> [WORK TO COMPLETE]
a) Return the passage of the slides on navigational RDF queries from "LD movement proposes" up to and including "tuple \((S, P, O)\)", copied word for word.
b) Resume the slides on navigational RDF queries over the Web, picking up after their final line.
** Start TEXT SEGMENT **
Evaluating Navigational RDF Queries over Web

Baier, Daroch, Reutter and Vrgoc

CIWS & PUC Chile

Created: 2017-07-05 Wed 23:23

Introduction

Motivation

Sharing across databases

Information on relational databases is hard to share
- Different format, schema and access policies
- Sharing problems cause data to become outdated
A different approach is needed

A Web-like approach

The Web provides linked documents with human readable information

Documents are linked
- Real owners can update the data
- Documents can be navigated across different servers
It's distributed
- Can scale-out

Linked Data

One Database to rule them all

LD movement proposes a way to model data that can be linked and distributed

A Graph made of IRIs and strings
- IRIs link data instead of copying it
- Uses IRIs as data identifiers
- Uses IRIs as relation identifiers
  - And suggests collection of relations to use

Resource Description Framework

Defines the layout of the data

An RDF triple is a tuple \((S, P, O)\)
- \(Subject\) is an IRI or a string
- \(Predicate\) is an IRI representing a relation
- \(Object\) is an IRI or a string
- It's essentially the unit of information
Data is meant to be retrieved from the internet
- Open-world assumption must be used

An example

prefix dblpAuthor: <http://dblp.l3s.de/d2r/resource/authors/>
prefix dblpConf:   <http://dblp.l3s.de/d2r/resource/publications/conf/>

dblpConf:sigmod/Stonebraker90    dc:creator  dblpAuthor:Michael_Stonebraker
dblpConf:sigmod/Stonebraker90  rdfs:label    "The Postgres DBMS."
dblpAuthor:Michael_Stonebraker foaf:name     "Michael Stonebraker"

Why RDF?

Different databases can be trivially joined
- No schema compatibility problems or conversions.
Database can be sharded

Querying Linked Data

A data model is not enough

Databases must be queried to be useful

SPARQL

A SQL-like language for querying and modifying graph databases

A query language
- Queries are RDF graphs with variables and restrictions
- Answers are computed by pattern matching
SPARQL servers provide
- An SPARQL endpoint to consume or update RDF data
- A store for the data

Problems with SPARQL

Querying multiple servers is hard
- Query federation allows specifying multiple servers
  - Lacks discoverability
  - Queries are harder to write
Computation is done completely server-side
- Exposing SPARQL endpoints is troublesome
- Queries can be computationally hard
  - Implementations often get OoM errors or timeouts (trashing/crashes)
** End TEXT SEGMENT **
** Start ENTRIES SHOWN **
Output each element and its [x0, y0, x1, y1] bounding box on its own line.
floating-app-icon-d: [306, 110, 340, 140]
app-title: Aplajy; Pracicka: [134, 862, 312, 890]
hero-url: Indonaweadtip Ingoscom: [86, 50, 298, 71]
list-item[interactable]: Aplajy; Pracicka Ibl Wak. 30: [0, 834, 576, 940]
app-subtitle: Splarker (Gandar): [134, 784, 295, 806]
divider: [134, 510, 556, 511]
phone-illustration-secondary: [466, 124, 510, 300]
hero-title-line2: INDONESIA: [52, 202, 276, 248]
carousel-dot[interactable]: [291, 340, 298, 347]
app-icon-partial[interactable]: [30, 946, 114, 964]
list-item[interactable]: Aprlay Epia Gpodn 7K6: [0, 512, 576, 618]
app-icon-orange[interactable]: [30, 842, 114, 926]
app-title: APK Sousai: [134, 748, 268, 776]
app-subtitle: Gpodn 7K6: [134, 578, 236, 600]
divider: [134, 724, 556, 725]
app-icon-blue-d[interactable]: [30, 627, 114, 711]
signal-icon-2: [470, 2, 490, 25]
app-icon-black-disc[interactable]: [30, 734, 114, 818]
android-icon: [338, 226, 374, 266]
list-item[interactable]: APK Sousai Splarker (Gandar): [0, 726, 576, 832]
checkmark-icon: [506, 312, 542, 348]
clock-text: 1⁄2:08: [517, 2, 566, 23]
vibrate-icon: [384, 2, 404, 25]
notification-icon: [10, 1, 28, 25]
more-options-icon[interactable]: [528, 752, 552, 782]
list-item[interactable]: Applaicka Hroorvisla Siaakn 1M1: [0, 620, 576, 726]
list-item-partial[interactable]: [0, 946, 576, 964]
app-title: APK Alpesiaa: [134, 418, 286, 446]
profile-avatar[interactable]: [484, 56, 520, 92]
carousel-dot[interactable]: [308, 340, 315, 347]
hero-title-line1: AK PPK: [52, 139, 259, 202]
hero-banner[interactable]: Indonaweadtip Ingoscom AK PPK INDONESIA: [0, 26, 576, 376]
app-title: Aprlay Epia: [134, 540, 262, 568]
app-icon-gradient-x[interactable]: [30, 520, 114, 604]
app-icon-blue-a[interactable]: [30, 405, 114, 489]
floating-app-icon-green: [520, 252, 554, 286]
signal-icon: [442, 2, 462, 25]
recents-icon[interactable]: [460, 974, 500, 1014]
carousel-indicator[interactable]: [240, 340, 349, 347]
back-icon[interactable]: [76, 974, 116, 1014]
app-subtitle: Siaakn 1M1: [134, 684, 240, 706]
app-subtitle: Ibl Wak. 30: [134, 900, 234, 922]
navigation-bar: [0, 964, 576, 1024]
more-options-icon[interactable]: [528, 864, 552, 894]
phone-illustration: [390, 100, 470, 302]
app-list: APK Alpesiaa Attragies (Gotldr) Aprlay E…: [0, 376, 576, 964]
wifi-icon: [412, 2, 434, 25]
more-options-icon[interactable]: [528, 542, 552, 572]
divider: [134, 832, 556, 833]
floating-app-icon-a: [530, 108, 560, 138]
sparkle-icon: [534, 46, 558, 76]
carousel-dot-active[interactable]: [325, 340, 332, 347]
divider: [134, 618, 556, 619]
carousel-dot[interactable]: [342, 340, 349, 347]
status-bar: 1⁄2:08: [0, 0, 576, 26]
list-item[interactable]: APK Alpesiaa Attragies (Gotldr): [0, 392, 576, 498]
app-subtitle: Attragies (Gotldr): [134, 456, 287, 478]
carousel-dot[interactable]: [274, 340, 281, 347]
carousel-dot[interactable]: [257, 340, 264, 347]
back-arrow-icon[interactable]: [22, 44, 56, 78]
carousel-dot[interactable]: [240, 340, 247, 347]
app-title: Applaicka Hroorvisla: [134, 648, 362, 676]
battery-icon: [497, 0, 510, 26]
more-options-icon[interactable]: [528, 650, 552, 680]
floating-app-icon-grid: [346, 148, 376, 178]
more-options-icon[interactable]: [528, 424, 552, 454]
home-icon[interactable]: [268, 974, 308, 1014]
** End ENTRIES SHOWN **
> [THE ANSWERS]
a)
LD movement proposes a way to model data that can be linked and distributed

A Graph made of IRIs and strings
- IRIs link data instead of copying it
- Uses IRIs as data identifiers
- Uses IRIs as relation identifiers
  - And suggests collection of relations to use

Resource Description Framework

Defines the layout of the data

An RDF triple is a tuple \((S, P, O)\)

b)
Navigational Queries

Navigation

Searching data the way you browse for it

You don't know which server has the answer
- From a starting point you follow links onto your answers
Servers just offer data
- You do the computation and ask for data on the fly
You don't know whether you see all the data
- Open-world semantics are intrinsic
- You probably can't have all of it

Property Paths

Property paths allow expressing composed relations using regular expressions over IRIs and their inverses

Expressive and easy to compute
Regular expressions are already widely studied
SPARQL supports them too, but
- Lacks the discoverability that PP allow
- Efficient implementation is tricky, many queries are troublesome
  - Even the standard needed corrections to avoid blow-ups

Property Path examples

\begin{align*} (children + parent^{-})& \cdot name \\ (creator \cdot creator^{-})^+& \cdot name \end{align*}

Automata

Definition

Property Path Automata

An automaton over alphabet of IRIs and their inverses
Matching requires an initial IRI to pair with the initial State
- Computing matches needs dereferencing IRIs
- Computations looks like resolving a search problem
Can be enhanced with filtering on States and Transitions

Example

Query evaluation

Automaton evaluation problem

Given an RDF graph, an Automaton for it, and a starting RDF node,
Find 'all' the matching paths

Evaluating an Automaton query

Matching as a Search Problem

Matching resembles a search problem

The problem is a Search Problem over \(RDFGraph \times States\)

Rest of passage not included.